**PROBLEM DETAILS**
How many of the lines contain the string "GESTALTNING"? Give the number, with no other words.

## BEGIN INFORMATION PROVIDED

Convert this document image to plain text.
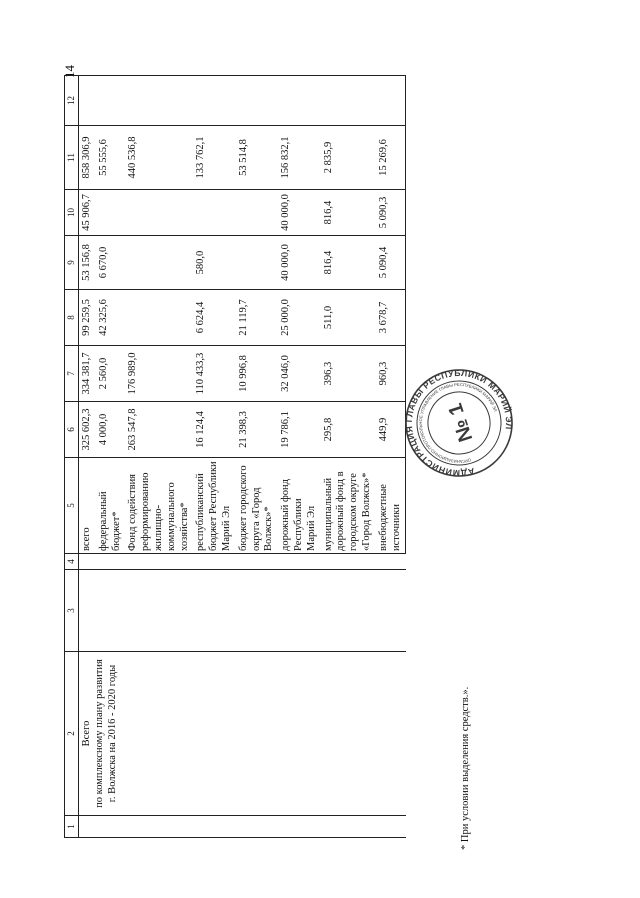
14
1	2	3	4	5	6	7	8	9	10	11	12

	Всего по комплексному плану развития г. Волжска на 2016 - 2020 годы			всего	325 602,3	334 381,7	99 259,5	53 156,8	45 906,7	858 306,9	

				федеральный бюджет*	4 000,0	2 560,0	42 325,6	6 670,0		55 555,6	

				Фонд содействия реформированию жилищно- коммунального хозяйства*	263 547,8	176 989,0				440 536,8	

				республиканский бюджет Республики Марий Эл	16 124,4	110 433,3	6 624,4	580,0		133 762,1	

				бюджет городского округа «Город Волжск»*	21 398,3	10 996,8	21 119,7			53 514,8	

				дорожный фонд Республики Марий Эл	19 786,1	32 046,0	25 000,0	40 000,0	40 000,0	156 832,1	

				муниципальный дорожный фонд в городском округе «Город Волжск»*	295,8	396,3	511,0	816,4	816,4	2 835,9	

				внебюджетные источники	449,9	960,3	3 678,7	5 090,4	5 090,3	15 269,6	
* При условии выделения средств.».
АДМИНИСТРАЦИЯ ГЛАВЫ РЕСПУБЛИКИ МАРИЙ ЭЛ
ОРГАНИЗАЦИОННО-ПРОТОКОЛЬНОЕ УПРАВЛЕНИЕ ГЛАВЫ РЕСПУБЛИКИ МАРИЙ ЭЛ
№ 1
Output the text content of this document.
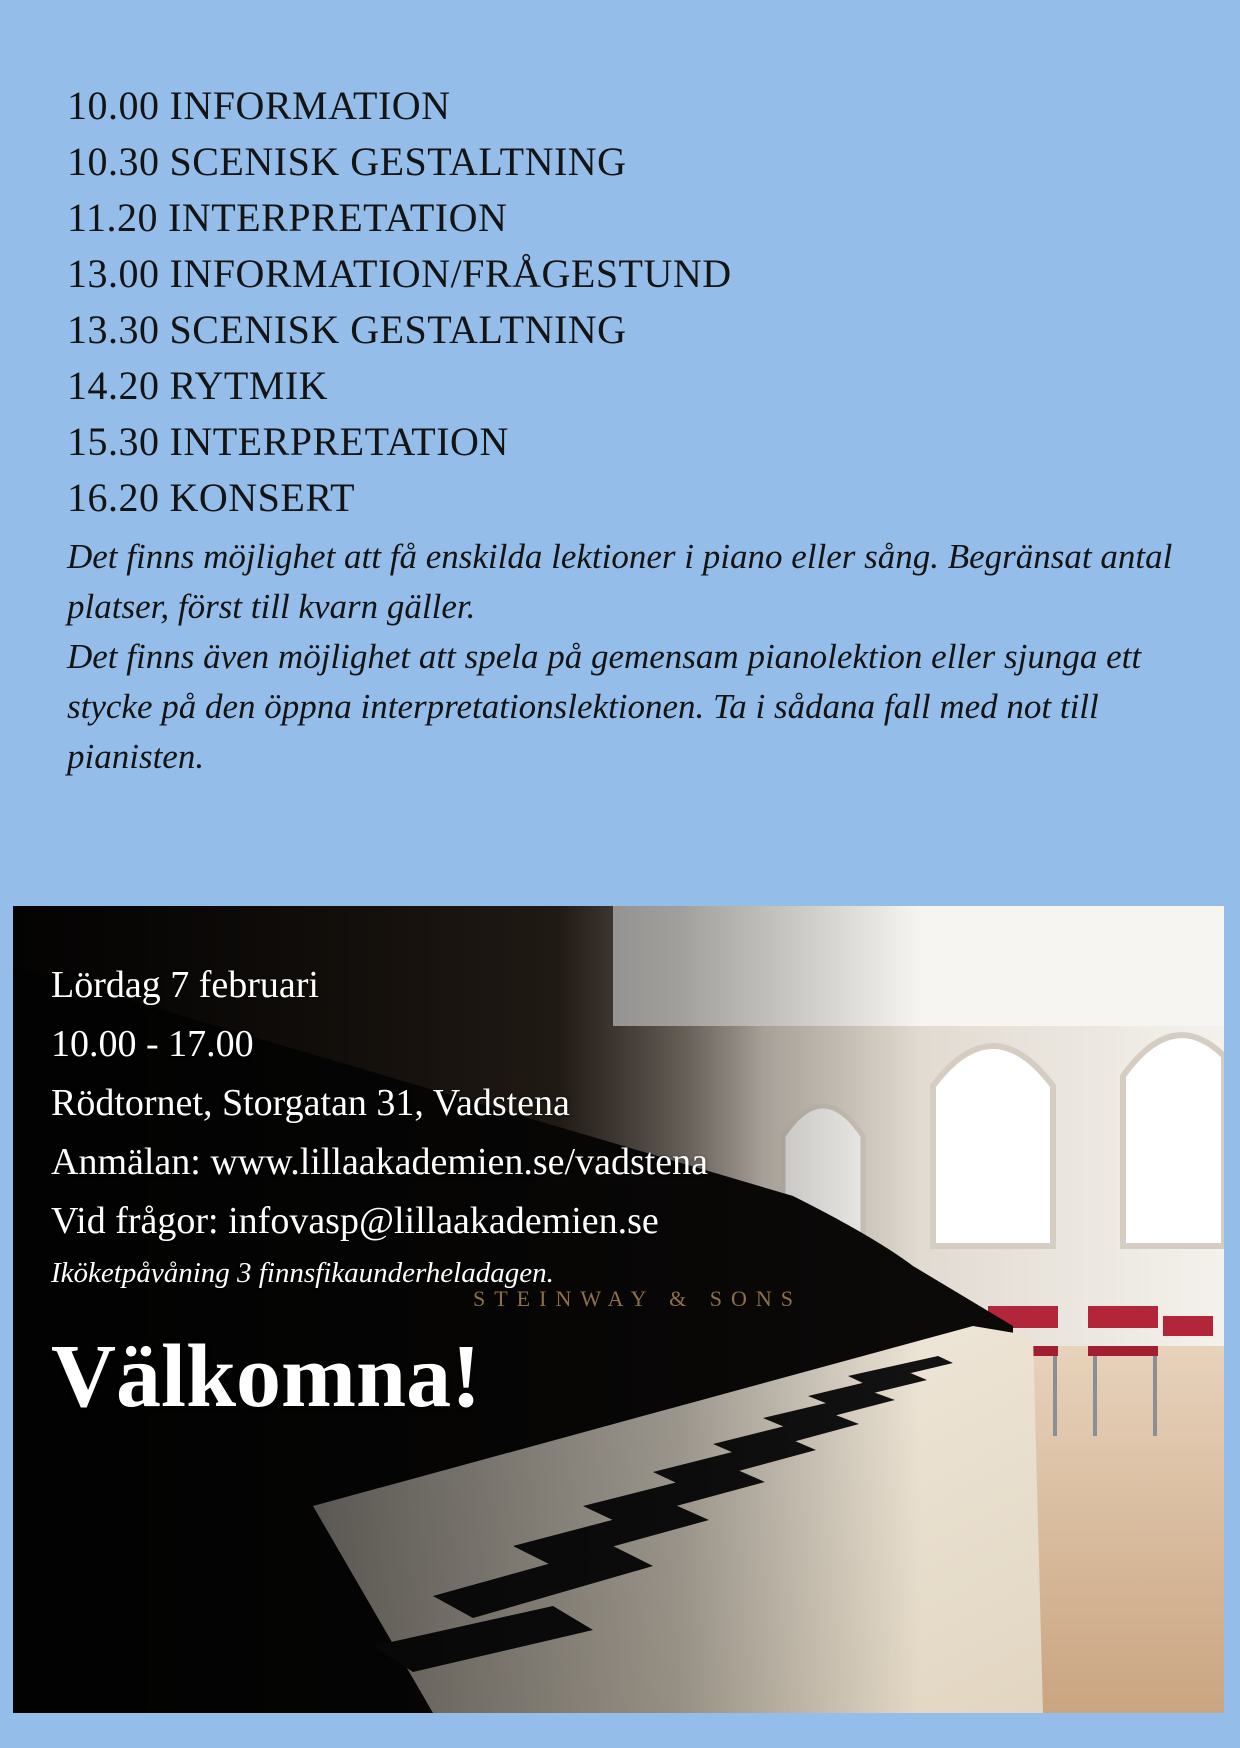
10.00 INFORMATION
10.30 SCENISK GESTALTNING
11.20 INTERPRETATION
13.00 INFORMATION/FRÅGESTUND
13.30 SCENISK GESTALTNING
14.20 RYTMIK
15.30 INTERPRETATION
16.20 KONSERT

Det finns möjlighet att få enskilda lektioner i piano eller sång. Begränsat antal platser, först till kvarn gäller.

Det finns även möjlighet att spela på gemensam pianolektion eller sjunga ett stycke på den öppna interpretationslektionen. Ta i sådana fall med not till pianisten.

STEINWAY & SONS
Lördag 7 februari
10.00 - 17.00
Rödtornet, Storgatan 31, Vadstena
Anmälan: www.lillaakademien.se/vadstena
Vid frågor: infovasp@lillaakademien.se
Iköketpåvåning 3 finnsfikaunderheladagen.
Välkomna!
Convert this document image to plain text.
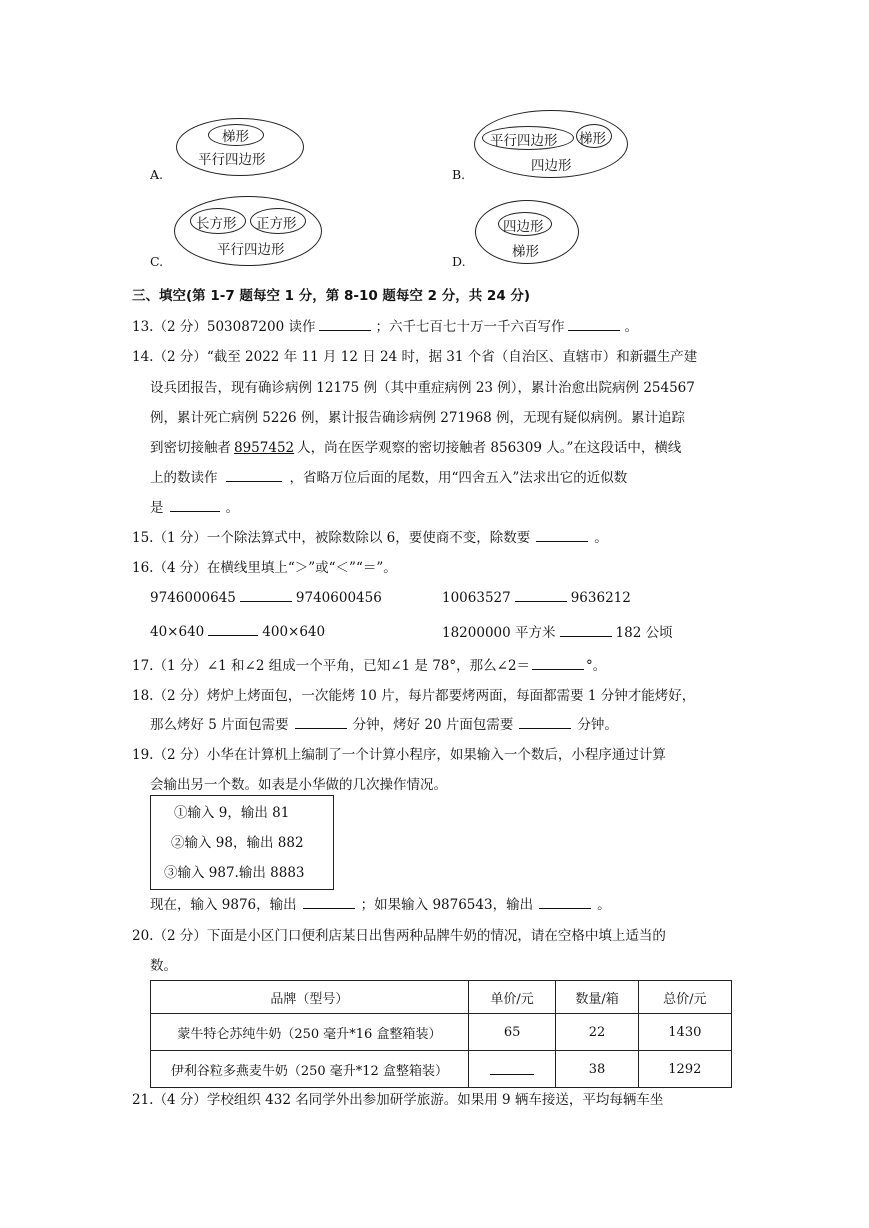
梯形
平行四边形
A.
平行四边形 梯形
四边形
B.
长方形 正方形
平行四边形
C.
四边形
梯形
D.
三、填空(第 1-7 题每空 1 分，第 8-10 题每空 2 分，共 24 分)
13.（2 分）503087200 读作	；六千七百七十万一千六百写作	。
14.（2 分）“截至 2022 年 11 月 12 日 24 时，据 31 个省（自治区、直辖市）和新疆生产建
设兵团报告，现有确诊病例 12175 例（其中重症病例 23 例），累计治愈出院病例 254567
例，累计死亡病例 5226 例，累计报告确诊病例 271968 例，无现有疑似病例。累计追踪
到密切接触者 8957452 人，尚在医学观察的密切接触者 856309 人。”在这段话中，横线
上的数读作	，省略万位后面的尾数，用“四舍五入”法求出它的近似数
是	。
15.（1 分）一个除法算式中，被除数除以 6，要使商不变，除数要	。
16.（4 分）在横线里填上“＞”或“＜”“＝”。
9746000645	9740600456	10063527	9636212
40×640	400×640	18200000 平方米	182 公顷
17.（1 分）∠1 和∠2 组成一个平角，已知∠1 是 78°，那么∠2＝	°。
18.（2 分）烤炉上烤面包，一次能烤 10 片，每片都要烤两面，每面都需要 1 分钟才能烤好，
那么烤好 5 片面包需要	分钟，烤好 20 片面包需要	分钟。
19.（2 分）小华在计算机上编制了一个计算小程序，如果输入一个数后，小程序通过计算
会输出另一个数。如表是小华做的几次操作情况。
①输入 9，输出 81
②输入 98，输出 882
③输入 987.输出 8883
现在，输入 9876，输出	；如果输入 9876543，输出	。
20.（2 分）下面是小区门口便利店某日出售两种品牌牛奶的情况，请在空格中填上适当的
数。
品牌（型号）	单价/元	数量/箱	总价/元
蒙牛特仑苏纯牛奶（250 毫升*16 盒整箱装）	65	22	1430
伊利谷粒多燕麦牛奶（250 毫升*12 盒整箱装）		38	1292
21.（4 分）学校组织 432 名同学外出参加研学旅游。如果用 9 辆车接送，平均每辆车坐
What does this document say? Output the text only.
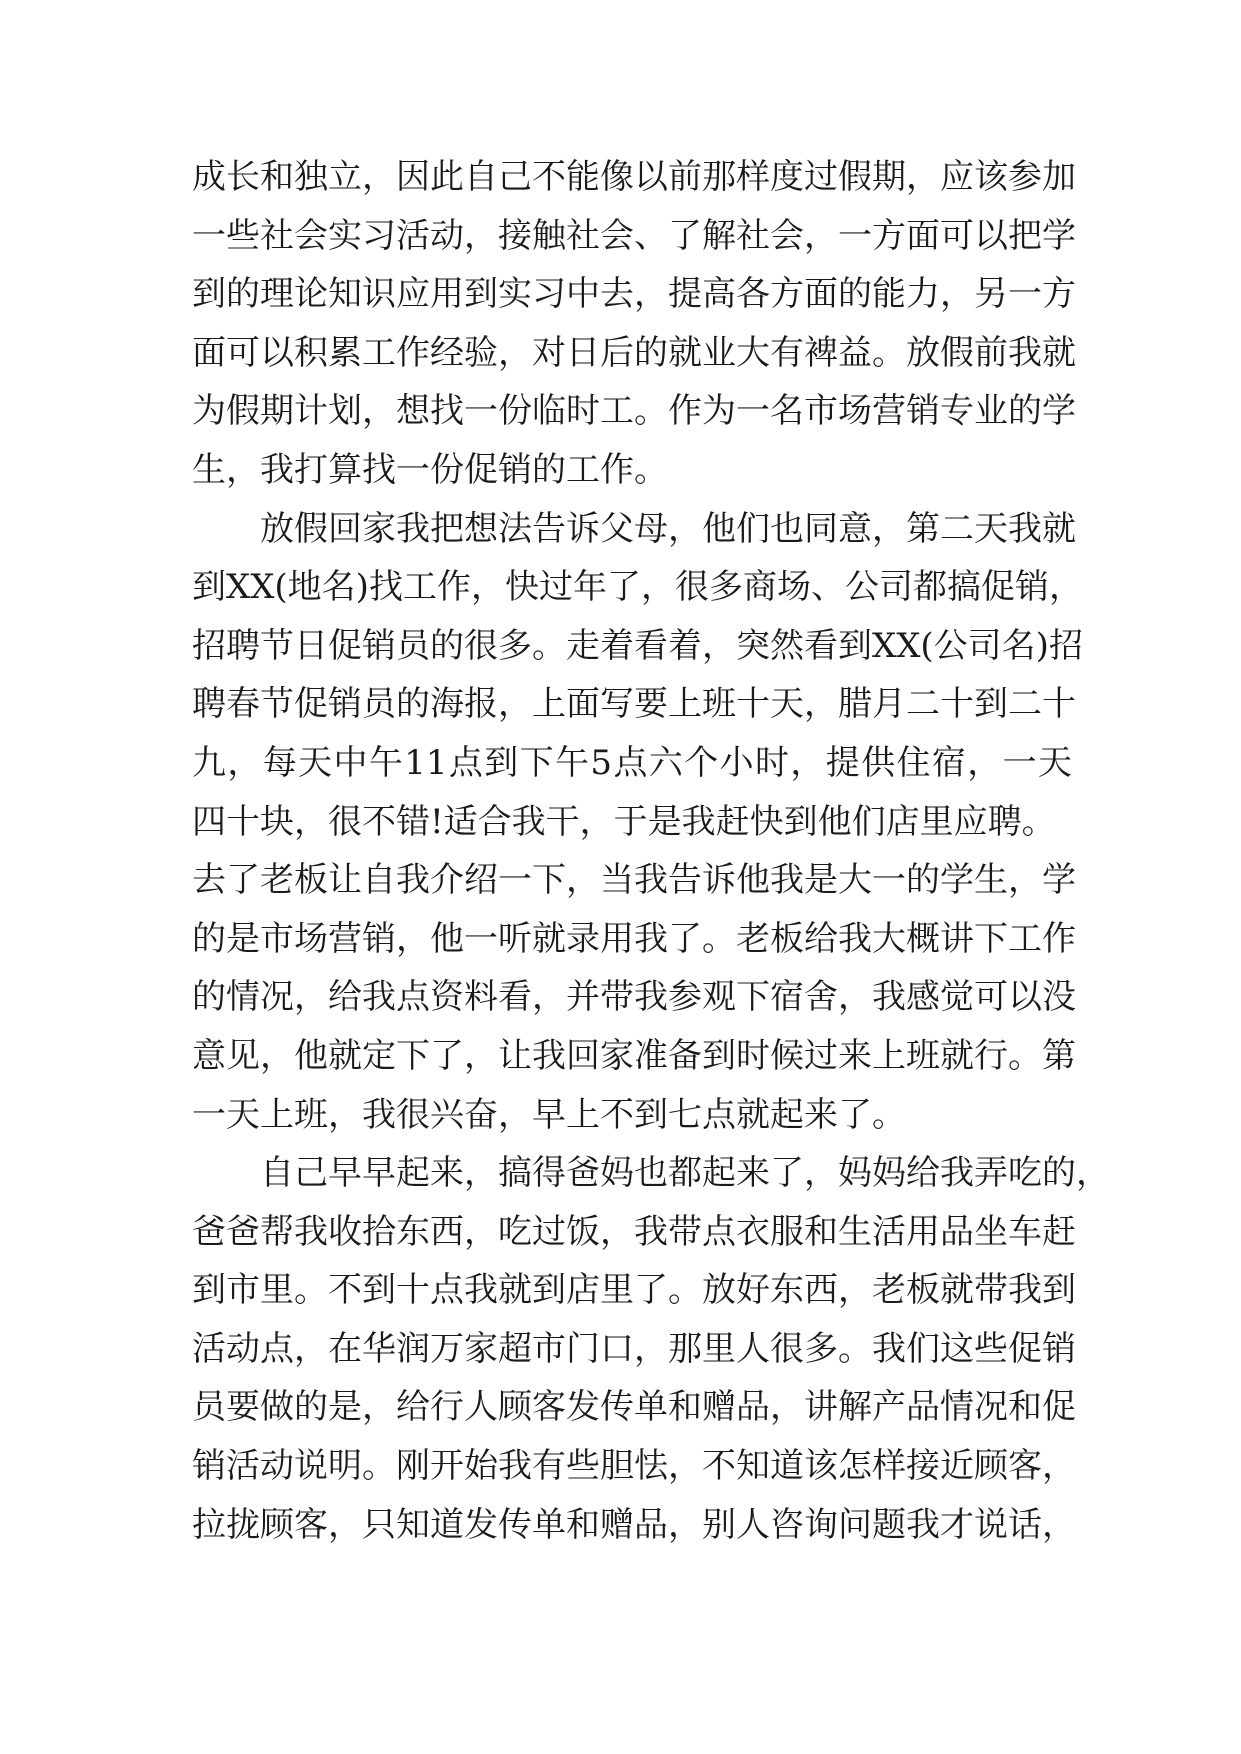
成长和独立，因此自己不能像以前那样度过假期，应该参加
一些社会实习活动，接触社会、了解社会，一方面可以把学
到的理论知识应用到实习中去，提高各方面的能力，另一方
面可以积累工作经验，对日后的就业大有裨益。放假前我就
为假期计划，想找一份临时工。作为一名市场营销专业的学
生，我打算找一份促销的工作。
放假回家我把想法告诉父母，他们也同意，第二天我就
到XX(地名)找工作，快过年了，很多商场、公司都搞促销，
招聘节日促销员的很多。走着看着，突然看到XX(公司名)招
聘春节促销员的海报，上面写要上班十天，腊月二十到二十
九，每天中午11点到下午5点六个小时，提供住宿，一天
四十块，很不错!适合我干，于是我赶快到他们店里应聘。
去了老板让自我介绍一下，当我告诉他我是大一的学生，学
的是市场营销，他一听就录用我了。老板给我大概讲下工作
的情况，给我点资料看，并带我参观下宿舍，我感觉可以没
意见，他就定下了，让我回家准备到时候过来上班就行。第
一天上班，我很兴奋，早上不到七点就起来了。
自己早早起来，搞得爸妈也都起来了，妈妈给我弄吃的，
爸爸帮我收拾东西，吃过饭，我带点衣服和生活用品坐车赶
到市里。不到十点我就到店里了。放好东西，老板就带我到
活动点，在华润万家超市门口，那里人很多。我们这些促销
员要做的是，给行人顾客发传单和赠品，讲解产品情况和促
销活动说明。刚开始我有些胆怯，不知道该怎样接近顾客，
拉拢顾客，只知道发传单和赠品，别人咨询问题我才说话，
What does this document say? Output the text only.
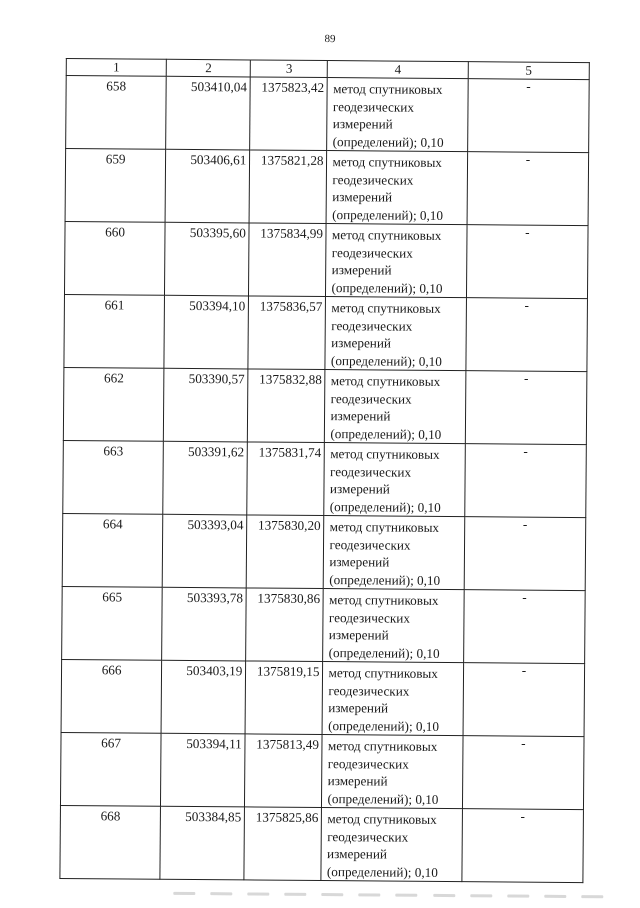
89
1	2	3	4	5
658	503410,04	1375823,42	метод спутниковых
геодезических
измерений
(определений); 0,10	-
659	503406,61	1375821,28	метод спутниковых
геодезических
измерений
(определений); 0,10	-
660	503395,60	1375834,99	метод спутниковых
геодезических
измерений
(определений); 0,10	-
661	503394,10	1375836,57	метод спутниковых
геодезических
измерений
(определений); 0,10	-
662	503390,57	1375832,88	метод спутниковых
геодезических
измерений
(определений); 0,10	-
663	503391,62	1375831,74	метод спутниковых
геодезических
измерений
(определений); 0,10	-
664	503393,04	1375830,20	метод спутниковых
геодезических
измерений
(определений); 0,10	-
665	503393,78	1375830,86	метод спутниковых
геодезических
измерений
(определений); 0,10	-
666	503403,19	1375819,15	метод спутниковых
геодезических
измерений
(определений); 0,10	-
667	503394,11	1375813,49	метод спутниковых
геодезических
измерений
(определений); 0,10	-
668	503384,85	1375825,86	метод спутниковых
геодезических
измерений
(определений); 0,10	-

## END INFORMATION PROVIDED

**EXERCISE RESULT**
2